REQUIRED TASK ▸
Provide the data again in its entirety, exactly as given.

-- THE INPUT start --

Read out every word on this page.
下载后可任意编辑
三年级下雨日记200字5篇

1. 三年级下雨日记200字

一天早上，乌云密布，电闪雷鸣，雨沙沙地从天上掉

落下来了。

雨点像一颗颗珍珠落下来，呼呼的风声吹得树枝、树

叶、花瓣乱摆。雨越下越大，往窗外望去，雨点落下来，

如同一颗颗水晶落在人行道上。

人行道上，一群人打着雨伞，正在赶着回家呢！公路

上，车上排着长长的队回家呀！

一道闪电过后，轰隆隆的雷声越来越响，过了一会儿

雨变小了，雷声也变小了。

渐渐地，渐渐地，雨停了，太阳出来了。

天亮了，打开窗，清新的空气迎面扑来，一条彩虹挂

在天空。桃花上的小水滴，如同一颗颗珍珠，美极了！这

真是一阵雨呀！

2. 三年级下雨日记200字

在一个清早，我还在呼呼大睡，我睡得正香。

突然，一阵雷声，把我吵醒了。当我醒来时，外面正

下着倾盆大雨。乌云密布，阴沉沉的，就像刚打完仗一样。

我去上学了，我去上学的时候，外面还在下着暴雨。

-- THE INPUT end --

FULL OUTPUT ▸
Read out every word on this page.
下载后可任意编辑
三年级下雨日记200字5篇

1. 三年级下雨日记200字

一天早上，乌云密布，电闪雷鸣，雨沙沙地从天上掉

落下来了。

雨点像一颗颗珍珠落下来，呼呼的风声吹得树枝、树

叶、花瓣乱摆。雨越下越大，往窗外望去，雨点落下来，

如同一颗颗水晶落在人行道上。

人行道上，一群人打着雨伞，正在赶着回家呢！公路

上，车上排着长长的队回家呀！

一道闪电过后，轰隆隆的雷声越来越响，过了一会儿

雨变小了，雷声也变小了。

渐渐地，渐渐地，雨停了，太阳出来了。

天亮了，打开窗，清新的空气迎面扑来，一条彩虹挂

在天空。桃花上的小水滴，如同一颗颗珍珠，美极了！这

真是一阵雨呀！

2. 三年级下雨日记200字

在一个清早，我还在呼呼大睡，我睡得正香。

突然，一阵雷声，把我吵醒了。当我醒来时，外面正

下着倾盆大雨。乌云密布，阴沉沉的，就像刚打完仗一样。

我去上学了，我去上学的时候，外面还在下着暴雨。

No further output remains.